Write each record again exactly as it stands.

──────── Dataset records

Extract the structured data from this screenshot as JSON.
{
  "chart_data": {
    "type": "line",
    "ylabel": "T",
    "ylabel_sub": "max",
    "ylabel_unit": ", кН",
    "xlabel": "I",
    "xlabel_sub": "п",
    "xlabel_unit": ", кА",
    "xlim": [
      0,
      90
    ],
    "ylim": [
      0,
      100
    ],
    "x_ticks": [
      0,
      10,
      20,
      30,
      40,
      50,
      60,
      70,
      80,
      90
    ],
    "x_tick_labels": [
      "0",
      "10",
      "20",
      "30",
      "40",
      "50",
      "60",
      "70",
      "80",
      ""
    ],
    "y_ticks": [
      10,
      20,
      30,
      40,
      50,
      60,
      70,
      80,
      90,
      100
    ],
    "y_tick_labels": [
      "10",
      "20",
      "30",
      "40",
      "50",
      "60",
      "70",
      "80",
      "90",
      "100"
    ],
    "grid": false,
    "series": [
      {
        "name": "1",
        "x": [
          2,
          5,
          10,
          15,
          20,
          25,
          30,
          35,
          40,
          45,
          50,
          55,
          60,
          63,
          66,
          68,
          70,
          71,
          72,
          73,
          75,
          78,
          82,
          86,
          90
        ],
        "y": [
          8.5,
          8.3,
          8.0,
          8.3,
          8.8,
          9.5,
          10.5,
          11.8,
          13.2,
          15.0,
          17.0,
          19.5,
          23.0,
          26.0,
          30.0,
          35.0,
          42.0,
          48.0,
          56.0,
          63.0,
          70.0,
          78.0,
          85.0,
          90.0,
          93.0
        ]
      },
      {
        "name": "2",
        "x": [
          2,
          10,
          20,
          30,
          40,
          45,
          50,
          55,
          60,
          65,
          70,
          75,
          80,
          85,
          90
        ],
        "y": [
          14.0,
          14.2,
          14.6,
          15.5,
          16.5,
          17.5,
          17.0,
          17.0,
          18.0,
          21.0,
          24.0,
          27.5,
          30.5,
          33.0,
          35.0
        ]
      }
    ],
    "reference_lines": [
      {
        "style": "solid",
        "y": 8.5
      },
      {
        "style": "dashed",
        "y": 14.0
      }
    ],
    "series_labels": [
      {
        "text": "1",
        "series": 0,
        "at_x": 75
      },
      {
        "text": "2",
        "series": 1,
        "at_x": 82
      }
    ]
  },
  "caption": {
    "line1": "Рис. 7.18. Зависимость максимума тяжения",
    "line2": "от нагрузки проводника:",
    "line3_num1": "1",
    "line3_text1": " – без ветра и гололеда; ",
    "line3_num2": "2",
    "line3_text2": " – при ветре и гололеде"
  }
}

────────────────

▶ **Exercise answer**:
Extract the structured data from this screenshot as JSON.
{
  "chart_data": {
    "type": "line",
    "ylabel": "T",
    "ylabel_sub": "max",
    "ylabel_unit": ", кН",
    "xlabel": "I",
    "xlabel_sub": "п",
    "xlabel_unit": ", кА",
    "xlim": [
      0,
      90
    ],
    "ylim": [
      0,
      100
    ],
    "x_ticks": [
      0,
      10,
      20,
      30,
      40,
      50,
      60,
      70,
      80,
      90
    ],
    "x_tick_labels": [
      "0",
      "10",
      "20",
      "30",
      "40",
      "50",
      "60",
      "70",
      "80",
      ""
    ],
    "y_ticks": [
      10,
      20,
      30,
      40,
      50,
      60,
      70,
      80,
      90,
      100
    ],
    "y_tick_labels": [
      "10",
      "20",
      "30",
      "40",
      "50",
      "60",
      "70",
      "80",
      "90",
      "100"
    ],
    "grid": false,
    "series": [
      {
        "name": "1",
        "x": [
          2,
          5,
          10,
          15,
          20,
          25,
          30,
          35,
          40,
          45,
          50,
          55,
          60,
          63,
          66,
          68,
          70,
          71,
          72,
          73,
          75,
          78,
          82,
          86,
          90
        ],
        "y": [
          8.5,
          8.3,
          8.0,
          8.3,
          8.8,
          9.5,
          10.5,
          11.8,
          13.2,
          15.0,
          17.0,
          19.5,
          23.0,
          26.0,
          30.0,
          35.0,
          42.0,
          48.0,
          56.0,
          63.0,
          70.0,
          78.0,
          85.0,
          90.0,
          93.0
        ]
      },
      {
        "name": "2",
        "x": [
          2,
          10,
          20,
          30,
          40,
          45,
          50,
          55,
          60,
          65,
          70,
          75,
          80,
          85,
          90
        ],
        "y": [
          14.0,
          14.2,
          14.6,
          15.5,
          16.5,
          17.5,
          17.0,
          17.0,
          18.0,
          21.0,
          24.0,
          27.5,
          30.5,
          33.0,
          35.0
        ]
      }
    ],
    "reference_lines": [
      {
        "style": "solid",
        "y": 8.5
      },
      {
        "style": "dashed",
        "y": 14.0
      }
    ],
    "series_labels": [
      {
        "text": "1",
        "series": 0,
        "at_x": 75
      },
      {
        "text": "2",
        "series": 1,
        "at_x": 82
      }
    ]
  },
  "caption": {
    "line1": "Рис. 7.18. Зависимость максимума тяжения",
    "line2": "от нагрузки проводника:",
    "line3_num1": "1",
    "line3_text1": " – без ветра и гололеда; ",
    "line3_num2": "2",
    "line3_text2": " – при ветре и гололеде"
  }
}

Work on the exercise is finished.